• _Excerto do texto_
════

Portugal vai às urnas no próximo domingo, dia 10 de março, e há muita expetativa no mercado imobiliário e na população em geral quanto ao resultado destas eleições legislativas, em que a habitação e medidas orientadas para o investimento estão no centro das preocupações. O polémico Mais Habitação vai ser uma herança deixada pelo Executivo socialista ao novo Governo, tal como o simplex dos licenciamentos urbanísticos. Ambos chegaram com os objetivos certos: colocar mais casas no mercado e agilizar os licenciamentos na habitação. Mas os profissionais do imobiliário admitem ao idealista/news que ambos os diplomas devem ser revistos pela nova equipa governativa. Isto porque, caso não haja alterações, corre-se o risco de produzirem efeitos contrários, refletindo-se em menos habitação e maior complexidade nos licenciamentos, que acabarão por penalizar as famílias no acesso a casas acessíveis e enfraquecer a atividade do setor. Reclamam também o regresso dos vistos gold e do Regime de Residentes Não Habituais (RNH), a par da revisão da nova normativa do Alojamento Local.
Revisão do Mais Habitação é precisa…
O Mais Habitação tem como “grande objetivo de fazer chegar mais casas ao mercado, com preços ajustados à capacidade das famílias portuguesas”, o que “é consensual e prioritário”, sublinha Alfredo Valente, CEO da iad Portugal. Também Ricardo Sousa, CEO da Century 21 Portugal, considera que “os objetivos e o propósito do Mais Habitação estão corretos”, mas teme que “os resultados irão ficar aquém do esperado”, porque os “problemas de fundo da falta de oferta e os baixos rendimentos disponíveis das famílias portuguesas não foram devidamente abordados”, sendo precisas “estratégias cirúrgicas” ao invés de soluções generalistas e até paliativas.
É por isso mesmo que Rui Torgal, CEO da ERA Portugal, acredita que a revisão do pacote Mais Habitação pelo novo Governo “seria bem-vinda, uma vez que as medidas inicialmente anunciadas não trouxeram grandes alterações estruturais ao mercado imobiliário em Portugal, e não foram suficientes para resolver os problemas de fundo que temos no acesso à habitação e no imobiliário”.
A revisão do Mais Habitação é, portanto, reclamada pelos profissionais do imobiliário ouvidos pelo idealista/news. E há algumas medidas consideradas “erradas”, que devem mesmo ser repensadas para que o pacote não tenha o efeito inverso ao pretendido, que é colocar mais casas no mercado a preços acessíveis, como é o caso do:
- Arrendamento forçado de casas devolutas;
- Limite de 2% ao aumento das novas rendas: já que esta medida “retrai a entrada de novos imóveis no mercado e que fomenta os arrendamentos clandestinos, prejudicando, no final do dia, os próprios inquilinos”, destaca José Cardoso Botelho, CEO da Vanguard Properties;
- Suspensão e limitação do Alojamento Local (AL);
- Condomínios poderem fechar AL com mais facilidade: agora, a maioria de dois terços de um prédio pode mandar fechar um AL, o que para a economista Vera Gouveia Barros é “inconcebível”, porque “pode ser um dos vizinhos, com maior permilagem e também detentor de um AL, que quer acabar com a concorrência; ou pode um conjunto de proprietários fazer-se pagar sob a ameaça de mandar fechar o estabelecimento”;
- Alterações ao mercado de arrendamento devem ser eliminadas, “exceto as isenções para quem pretender alterar a caracterização do imóvel de AL para arrendamento de média e longa duração”, defende Miguel Lacerda, Lisbon Residential Director da Savills;
- Fim dos vistos gold;
O que é certo é que uma revisão do Mais Habitação vai depender da solução de Governo que sair das eleições legislativas de 10 de março. “Um governo em que o Bloco de Esquerda tenha preponderância, por exemplo, irá alargar a outras situações a limitação ao aumento de rendas, impor tetos aos preços, avançar para medidas mais coercivas de colocação de casas no mercado”, prevê Vera Gouveia Barros. Já “de um Governo de partidos da direita poder-se-á esperar a reversão de algumas medidas, como o congelamento de rendas ou das que têm que ver o Alojamento Local”, acrescenta.

════

Listagem de dados:
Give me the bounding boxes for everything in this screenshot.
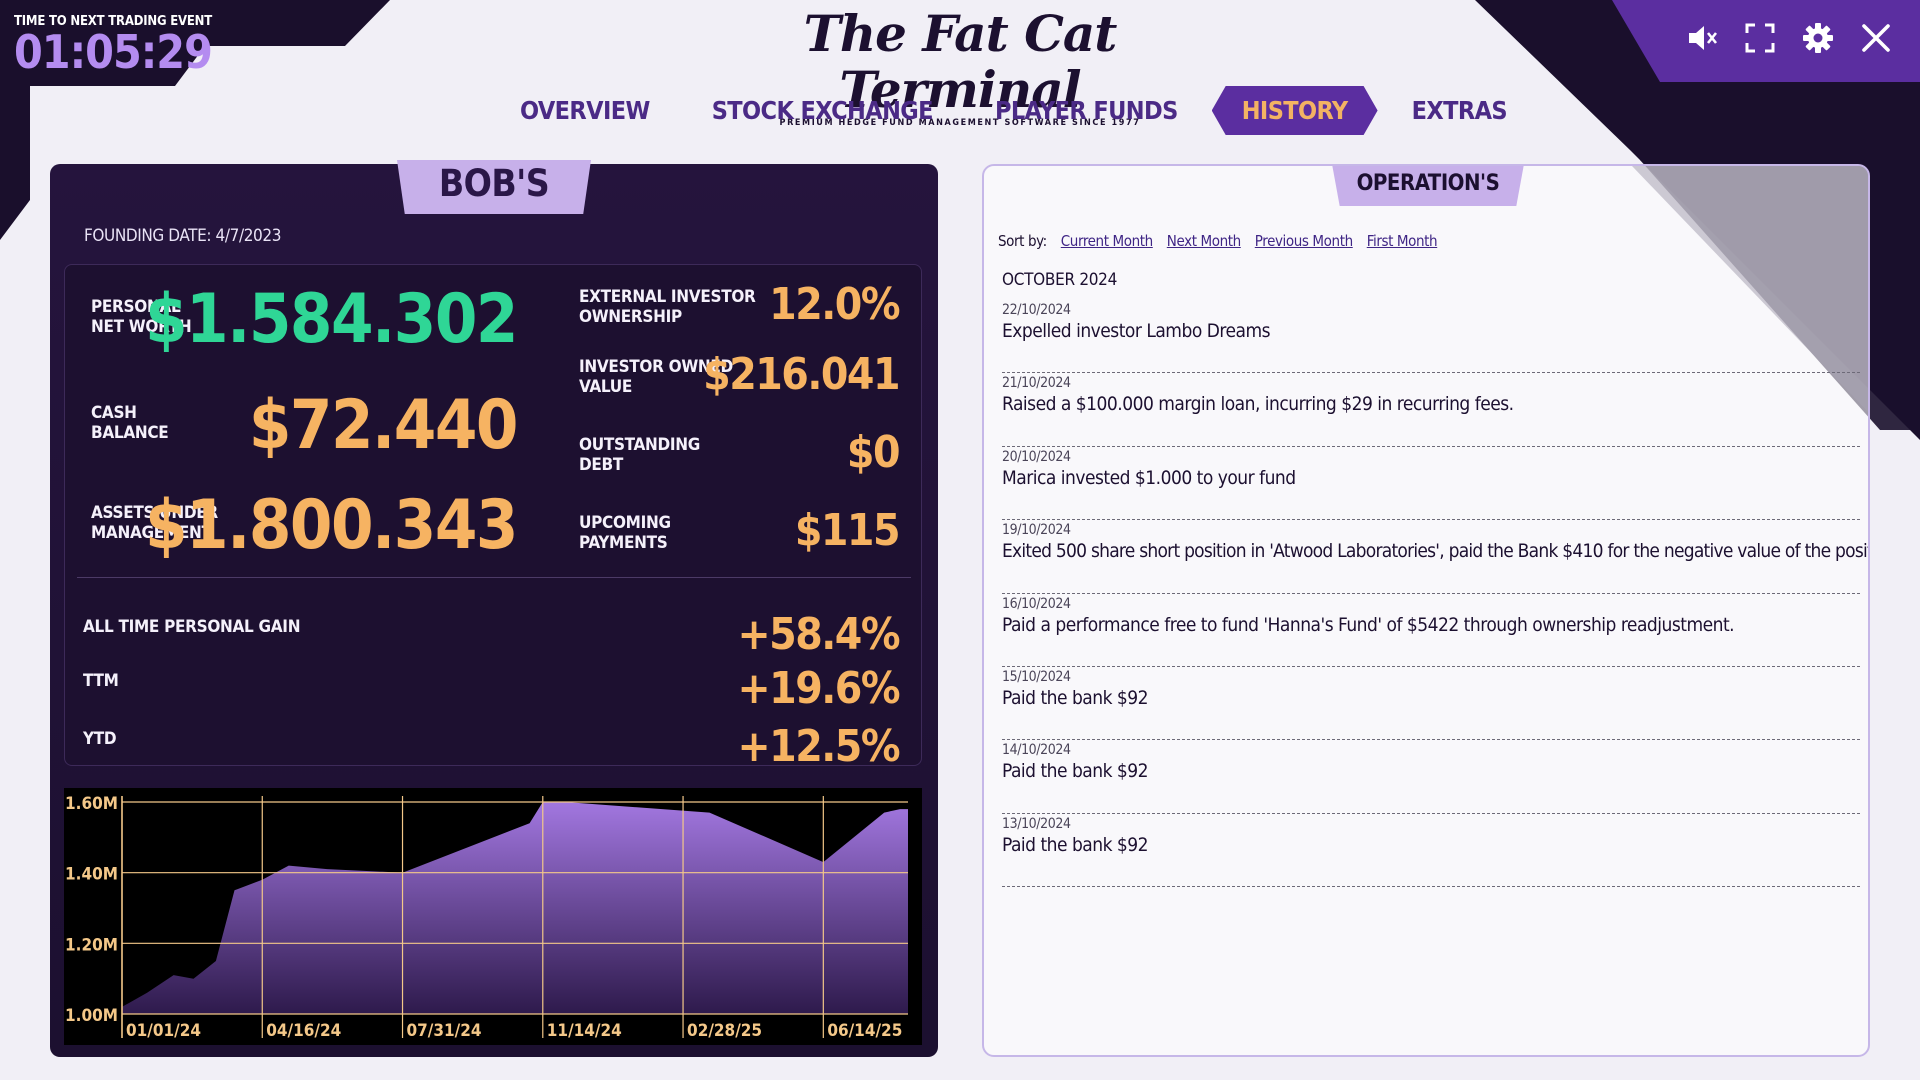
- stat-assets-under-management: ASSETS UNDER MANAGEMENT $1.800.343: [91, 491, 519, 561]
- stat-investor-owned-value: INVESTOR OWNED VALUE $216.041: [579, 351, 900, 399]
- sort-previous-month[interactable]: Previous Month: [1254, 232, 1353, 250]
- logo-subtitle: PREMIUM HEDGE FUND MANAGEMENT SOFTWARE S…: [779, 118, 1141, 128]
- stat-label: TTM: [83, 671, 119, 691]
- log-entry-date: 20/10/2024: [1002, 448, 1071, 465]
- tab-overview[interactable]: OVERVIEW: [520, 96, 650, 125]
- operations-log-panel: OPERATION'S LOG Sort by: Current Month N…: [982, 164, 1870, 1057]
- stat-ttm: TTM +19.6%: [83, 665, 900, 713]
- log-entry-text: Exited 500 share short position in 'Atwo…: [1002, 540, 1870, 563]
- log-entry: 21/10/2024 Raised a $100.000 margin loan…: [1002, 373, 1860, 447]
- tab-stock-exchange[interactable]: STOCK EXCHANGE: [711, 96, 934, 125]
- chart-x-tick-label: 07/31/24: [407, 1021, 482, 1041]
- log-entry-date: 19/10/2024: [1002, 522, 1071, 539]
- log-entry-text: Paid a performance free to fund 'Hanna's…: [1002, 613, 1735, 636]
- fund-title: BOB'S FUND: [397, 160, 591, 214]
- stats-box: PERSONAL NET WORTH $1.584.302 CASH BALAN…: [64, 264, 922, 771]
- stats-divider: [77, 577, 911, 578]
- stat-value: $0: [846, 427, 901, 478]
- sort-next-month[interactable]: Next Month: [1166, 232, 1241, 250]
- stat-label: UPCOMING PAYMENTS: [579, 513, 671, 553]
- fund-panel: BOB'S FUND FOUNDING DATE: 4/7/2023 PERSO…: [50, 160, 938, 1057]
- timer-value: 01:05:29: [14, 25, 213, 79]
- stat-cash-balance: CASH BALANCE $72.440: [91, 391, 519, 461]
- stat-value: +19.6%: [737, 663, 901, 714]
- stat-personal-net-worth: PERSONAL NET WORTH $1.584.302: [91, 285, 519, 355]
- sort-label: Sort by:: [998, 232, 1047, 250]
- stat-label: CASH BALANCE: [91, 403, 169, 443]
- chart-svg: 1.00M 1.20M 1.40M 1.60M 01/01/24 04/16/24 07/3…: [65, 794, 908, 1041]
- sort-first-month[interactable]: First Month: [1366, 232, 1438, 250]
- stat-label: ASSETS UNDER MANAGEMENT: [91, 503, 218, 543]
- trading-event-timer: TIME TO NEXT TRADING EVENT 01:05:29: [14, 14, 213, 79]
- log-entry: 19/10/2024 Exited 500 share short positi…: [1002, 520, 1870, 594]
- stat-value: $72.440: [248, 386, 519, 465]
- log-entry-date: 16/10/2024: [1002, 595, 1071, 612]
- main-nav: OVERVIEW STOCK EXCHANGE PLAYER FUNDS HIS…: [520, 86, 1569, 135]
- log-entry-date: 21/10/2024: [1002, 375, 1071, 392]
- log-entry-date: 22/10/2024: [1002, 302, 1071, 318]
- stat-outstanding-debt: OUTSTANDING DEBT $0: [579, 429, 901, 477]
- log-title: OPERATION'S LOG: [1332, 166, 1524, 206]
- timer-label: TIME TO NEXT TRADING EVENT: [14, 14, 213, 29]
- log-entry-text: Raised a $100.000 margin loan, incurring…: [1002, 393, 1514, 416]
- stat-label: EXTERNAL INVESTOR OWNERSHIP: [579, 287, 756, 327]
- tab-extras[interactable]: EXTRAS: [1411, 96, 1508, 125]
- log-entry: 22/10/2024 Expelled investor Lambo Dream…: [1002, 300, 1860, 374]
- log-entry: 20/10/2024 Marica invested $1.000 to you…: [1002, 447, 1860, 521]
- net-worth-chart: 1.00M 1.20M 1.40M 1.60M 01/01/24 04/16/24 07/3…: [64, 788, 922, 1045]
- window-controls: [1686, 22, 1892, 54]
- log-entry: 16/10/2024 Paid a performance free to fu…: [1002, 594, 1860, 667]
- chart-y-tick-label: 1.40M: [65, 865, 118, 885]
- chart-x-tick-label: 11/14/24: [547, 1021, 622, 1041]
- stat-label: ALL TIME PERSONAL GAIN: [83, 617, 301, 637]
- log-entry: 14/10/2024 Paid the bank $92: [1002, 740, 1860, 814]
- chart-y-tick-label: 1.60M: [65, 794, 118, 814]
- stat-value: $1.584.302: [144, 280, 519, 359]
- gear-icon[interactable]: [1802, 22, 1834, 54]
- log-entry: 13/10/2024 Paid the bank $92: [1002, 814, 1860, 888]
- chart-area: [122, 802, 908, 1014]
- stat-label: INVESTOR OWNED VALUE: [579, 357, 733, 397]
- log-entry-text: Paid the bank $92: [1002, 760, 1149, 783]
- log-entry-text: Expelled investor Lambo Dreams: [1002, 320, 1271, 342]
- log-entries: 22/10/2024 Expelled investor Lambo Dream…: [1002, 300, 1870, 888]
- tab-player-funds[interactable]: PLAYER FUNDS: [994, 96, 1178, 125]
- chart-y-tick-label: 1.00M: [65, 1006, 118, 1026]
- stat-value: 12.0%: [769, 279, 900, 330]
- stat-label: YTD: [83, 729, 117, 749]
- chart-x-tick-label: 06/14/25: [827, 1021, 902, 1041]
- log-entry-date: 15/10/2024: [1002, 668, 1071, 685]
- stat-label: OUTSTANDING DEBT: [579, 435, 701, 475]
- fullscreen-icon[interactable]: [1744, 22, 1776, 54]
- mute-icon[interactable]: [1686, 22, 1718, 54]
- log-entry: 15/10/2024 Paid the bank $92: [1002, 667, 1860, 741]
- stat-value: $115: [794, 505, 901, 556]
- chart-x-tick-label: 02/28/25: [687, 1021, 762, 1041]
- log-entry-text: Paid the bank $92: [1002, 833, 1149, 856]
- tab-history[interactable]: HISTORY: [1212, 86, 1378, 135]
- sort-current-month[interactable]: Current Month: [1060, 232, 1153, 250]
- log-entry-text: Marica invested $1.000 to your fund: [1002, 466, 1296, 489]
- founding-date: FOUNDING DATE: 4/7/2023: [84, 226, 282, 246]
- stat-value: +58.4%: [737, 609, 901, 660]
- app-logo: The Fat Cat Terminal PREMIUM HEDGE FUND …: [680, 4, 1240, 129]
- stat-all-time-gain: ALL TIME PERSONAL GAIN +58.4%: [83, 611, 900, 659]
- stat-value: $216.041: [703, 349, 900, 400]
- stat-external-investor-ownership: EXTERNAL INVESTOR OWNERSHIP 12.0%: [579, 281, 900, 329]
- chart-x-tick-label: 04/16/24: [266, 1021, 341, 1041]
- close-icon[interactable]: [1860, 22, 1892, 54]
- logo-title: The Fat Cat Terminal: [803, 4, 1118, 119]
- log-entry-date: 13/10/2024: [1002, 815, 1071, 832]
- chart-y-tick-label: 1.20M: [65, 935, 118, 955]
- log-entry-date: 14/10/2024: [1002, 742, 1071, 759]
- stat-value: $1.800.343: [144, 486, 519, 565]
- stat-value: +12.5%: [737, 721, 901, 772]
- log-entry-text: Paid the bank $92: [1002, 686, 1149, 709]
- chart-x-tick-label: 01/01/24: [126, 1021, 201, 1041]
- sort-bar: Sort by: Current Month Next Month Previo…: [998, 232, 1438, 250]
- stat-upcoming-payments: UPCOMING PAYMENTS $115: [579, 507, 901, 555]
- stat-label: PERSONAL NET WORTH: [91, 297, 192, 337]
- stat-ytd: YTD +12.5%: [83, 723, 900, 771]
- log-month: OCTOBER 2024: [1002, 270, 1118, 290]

════

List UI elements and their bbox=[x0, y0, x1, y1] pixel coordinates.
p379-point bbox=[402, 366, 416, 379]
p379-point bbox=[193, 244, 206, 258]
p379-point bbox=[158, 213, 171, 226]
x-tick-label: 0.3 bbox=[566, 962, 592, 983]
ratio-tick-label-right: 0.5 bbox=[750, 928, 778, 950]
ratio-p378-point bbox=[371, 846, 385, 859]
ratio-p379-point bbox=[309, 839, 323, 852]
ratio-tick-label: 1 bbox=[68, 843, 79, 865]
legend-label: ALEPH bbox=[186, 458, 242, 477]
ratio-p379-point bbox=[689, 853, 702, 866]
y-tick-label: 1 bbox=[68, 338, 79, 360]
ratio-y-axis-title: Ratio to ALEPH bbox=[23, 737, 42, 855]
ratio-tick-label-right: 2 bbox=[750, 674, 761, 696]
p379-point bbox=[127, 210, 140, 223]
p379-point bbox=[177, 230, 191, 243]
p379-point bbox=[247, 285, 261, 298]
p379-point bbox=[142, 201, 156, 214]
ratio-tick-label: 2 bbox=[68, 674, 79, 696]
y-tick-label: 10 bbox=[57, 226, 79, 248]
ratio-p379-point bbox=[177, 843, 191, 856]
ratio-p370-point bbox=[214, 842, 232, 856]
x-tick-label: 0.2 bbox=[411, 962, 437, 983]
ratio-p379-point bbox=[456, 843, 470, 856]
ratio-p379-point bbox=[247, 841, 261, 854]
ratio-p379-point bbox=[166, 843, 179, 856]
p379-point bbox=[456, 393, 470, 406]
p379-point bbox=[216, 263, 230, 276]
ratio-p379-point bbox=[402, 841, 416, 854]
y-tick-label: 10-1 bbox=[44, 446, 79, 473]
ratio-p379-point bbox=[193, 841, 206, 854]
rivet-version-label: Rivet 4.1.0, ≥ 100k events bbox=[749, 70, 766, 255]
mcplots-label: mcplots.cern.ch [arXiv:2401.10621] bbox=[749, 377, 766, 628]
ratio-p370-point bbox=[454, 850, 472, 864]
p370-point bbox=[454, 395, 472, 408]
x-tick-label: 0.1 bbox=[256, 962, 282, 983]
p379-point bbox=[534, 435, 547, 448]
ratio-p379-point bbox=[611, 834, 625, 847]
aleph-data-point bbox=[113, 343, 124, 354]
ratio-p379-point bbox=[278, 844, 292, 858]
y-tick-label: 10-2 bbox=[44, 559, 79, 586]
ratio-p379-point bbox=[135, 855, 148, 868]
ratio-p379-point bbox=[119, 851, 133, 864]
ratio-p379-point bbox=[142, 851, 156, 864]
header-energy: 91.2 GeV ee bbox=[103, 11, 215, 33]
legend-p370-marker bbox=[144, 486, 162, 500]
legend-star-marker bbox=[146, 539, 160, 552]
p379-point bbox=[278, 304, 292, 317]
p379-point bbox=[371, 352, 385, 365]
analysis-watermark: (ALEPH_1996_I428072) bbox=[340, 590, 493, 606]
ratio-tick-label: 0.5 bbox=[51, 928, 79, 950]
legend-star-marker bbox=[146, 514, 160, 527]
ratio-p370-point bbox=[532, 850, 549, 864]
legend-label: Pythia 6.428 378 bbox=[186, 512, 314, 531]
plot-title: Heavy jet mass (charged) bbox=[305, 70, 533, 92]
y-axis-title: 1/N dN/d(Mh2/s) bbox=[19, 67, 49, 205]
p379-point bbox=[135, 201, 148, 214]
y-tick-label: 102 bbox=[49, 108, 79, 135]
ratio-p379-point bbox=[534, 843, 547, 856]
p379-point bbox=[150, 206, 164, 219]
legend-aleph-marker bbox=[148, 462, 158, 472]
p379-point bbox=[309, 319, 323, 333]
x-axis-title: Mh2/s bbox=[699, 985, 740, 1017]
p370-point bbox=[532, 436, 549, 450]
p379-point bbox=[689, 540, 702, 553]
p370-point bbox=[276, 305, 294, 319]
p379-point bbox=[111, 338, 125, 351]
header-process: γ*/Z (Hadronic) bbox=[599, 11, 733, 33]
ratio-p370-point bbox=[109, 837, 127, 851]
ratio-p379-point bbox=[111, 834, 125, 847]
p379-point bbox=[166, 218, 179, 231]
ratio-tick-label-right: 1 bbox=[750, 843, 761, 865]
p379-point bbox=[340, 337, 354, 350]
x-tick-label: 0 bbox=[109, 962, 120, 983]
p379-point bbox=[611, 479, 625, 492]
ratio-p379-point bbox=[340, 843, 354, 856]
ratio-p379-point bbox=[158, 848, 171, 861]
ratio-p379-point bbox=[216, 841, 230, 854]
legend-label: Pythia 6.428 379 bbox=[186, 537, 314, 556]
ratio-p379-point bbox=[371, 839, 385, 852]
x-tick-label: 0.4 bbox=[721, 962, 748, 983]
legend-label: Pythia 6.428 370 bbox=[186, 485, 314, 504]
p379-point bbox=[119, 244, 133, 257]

════

Indique todas as pessoas que o excerto sobre o Mais Habitação apresenta como CEO, juntamente com a empresa de cada uma.

• _Resposta esperada_
Alfredo Valente (iad Portugal); Ricardo Sousa (Century 21 Portugal); Rui Torgal (ERA Portugal); José Cardoso Botelho (Vanguard Properties).